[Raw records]
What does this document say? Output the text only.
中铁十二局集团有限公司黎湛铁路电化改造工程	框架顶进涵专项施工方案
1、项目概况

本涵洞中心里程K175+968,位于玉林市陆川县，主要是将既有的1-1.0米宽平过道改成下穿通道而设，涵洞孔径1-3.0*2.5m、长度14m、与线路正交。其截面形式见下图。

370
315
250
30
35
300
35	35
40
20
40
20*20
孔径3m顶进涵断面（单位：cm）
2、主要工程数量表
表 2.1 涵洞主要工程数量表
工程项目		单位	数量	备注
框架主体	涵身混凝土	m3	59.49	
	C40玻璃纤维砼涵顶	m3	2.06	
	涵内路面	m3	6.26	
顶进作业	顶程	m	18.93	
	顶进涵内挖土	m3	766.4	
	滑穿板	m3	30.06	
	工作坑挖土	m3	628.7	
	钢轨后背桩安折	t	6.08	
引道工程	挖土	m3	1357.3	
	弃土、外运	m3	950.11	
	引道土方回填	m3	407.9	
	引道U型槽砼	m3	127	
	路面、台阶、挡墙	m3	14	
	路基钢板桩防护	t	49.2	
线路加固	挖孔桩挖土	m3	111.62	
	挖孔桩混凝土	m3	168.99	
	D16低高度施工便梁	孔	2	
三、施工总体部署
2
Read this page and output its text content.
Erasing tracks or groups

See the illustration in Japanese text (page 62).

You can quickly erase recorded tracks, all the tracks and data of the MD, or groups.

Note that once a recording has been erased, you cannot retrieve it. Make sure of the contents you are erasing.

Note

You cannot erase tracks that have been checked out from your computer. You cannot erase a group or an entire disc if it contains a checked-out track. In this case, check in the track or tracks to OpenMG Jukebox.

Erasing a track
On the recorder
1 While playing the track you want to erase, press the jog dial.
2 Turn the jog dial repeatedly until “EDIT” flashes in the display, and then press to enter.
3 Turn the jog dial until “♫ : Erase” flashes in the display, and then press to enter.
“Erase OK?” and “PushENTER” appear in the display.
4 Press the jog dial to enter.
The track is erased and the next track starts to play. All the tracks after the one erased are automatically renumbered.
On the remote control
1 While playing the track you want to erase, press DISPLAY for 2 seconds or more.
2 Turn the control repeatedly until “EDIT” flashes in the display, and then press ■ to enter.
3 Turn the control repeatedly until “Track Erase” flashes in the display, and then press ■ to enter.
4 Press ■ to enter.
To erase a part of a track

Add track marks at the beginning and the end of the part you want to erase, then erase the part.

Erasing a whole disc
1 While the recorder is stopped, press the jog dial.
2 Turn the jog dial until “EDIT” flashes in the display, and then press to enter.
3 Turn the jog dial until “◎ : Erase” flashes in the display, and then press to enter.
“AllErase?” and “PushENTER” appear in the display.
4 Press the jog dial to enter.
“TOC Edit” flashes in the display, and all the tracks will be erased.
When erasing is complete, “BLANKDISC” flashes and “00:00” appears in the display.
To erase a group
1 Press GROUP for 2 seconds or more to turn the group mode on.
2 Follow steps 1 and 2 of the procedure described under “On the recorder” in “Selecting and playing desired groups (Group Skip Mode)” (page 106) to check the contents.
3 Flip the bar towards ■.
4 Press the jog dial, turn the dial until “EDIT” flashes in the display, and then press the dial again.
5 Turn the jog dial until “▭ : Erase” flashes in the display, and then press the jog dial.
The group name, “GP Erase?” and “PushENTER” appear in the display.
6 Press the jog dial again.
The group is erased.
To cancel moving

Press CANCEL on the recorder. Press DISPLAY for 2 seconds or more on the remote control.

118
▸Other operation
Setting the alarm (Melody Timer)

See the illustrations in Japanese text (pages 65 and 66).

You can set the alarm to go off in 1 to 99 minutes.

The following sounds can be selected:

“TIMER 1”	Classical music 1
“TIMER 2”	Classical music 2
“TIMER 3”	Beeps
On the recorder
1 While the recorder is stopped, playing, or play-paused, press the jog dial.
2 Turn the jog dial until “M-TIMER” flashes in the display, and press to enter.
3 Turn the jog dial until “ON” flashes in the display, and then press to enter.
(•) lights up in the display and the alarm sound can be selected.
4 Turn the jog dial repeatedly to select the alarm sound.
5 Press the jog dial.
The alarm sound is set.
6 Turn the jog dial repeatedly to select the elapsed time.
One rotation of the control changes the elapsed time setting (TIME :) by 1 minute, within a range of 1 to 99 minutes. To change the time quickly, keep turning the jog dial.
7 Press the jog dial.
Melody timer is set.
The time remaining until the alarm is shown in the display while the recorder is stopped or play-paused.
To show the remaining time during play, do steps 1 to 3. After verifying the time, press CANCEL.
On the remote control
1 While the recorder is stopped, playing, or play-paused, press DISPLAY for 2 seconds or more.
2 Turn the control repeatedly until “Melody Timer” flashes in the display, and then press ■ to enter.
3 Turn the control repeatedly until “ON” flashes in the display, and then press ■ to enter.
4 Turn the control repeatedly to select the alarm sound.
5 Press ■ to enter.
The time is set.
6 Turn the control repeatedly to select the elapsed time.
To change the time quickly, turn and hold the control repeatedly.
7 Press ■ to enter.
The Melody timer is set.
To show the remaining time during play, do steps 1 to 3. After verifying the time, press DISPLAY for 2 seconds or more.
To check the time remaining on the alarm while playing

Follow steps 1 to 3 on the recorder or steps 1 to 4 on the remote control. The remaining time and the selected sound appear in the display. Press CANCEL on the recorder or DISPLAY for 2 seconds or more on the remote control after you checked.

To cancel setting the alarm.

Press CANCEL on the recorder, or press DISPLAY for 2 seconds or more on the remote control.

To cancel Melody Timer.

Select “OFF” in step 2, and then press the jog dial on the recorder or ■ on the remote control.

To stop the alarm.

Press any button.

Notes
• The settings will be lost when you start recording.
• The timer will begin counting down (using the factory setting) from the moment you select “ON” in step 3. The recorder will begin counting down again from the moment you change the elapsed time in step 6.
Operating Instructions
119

What needs to be done: State how many lines in the entries above include the word "will"; reply with the number alone.

Response to this task: 3